## Instructions for the task
Duplicate the records from the very first line through the line that contains "y-tick-label: 200 (87, 130, 118, 149)", keeping both ends.
━━━━━━━━━━━━━━━━━━━━━━━━━━━━━━
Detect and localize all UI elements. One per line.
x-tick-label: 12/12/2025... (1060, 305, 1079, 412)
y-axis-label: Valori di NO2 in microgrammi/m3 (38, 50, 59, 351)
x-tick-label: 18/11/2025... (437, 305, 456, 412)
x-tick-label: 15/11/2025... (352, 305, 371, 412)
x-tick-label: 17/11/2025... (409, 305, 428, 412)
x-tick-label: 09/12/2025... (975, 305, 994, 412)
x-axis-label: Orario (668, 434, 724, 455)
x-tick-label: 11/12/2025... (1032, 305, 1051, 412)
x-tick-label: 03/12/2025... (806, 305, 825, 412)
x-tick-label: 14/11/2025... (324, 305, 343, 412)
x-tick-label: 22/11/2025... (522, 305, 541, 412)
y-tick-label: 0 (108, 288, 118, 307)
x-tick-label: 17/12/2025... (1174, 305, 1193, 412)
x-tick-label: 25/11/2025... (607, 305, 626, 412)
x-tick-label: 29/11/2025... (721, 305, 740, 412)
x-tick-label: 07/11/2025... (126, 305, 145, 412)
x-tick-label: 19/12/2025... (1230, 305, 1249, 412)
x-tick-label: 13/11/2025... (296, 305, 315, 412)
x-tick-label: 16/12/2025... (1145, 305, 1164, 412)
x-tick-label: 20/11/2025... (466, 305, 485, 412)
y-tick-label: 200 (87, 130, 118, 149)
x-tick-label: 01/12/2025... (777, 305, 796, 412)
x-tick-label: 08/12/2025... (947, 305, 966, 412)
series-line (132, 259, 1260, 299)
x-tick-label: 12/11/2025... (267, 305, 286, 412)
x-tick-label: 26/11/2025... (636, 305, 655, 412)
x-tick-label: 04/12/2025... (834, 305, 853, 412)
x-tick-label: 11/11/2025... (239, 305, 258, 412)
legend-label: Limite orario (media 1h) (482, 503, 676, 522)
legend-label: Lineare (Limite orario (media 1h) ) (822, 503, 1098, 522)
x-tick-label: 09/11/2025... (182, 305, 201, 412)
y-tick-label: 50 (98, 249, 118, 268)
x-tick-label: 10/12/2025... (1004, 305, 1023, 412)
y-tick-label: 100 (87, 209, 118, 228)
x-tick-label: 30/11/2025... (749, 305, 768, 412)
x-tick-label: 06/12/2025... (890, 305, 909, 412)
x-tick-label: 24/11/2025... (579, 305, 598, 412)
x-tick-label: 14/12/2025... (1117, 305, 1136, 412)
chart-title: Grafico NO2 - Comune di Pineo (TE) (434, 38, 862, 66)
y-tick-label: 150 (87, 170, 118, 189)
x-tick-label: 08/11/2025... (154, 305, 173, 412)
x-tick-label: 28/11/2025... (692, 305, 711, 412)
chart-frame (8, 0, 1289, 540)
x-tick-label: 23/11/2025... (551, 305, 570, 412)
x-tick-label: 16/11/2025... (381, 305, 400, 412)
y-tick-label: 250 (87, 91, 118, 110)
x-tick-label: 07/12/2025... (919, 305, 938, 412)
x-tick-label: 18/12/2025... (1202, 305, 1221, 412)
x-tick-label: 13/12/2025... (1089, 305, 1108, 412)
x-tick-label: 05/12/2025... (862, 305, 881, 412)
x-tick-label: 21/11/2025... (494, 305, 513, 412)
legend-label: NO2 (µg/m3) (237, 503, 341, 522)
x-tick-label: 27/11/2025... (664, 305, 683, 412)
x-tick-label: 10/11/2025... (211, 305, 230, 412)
━━━━━━━━━━━━━━━━━━━━━━━━━━━━━━
## Written answer
Detect and localize all UI elements. One per line.
x-tick-label: 12/12/2025... (1060, 305, 1079, 412)
y-axis-label: Valori di NO2 in microgrammi/m3 (38, 50, 59, 351)
x-tick-label: 18/11/2025... (437, 305, 456, 412)
x-tick-label: 15/11/2025... (352, 305, 371, 412)
x-tick-label: 17/11/2025... (409, 305, 428, 412)
x-tick-label: 09/12/2025... (975, 305, 994, 412)
x-axis-label: Orario (668, 434, 724, 455)
x-tick-label: 11/12/2025... (1032, 305, 1051, 412)
x-tick-label: 03/12/2025... (806, 305, 825, 412)
x-tick-label: 14/11/2025... (324, 305, 343, 412)
x-tick-label: 22/11/2025... (522, 305, 541, 412)
y-tick-label: 0 (108, 288, 118, 307)
x-tick-label: 17/12/2025... (1174, 305, 1193, 412)
x-tick-label: 25/11/2025... (607, 305, 626, 412)
x-tick-label: 29/11/2025... (721, 305, 740, 412)
x-tick-label: 07/11/2025... (126, 305, 145, 412)
x-tick-label: 19/12/2025... (1230, 305, 1249, 412)
x-tick-label: 13/11/2025... (296, 305, 315, 412)
x-tick-label: 16/12/2025... (1145, 305, 1164, 412)
x-tick-label: 20/11/2025... (466, 305, 485, 412)
y-tick-label: 200 (87, 130, 118, 149)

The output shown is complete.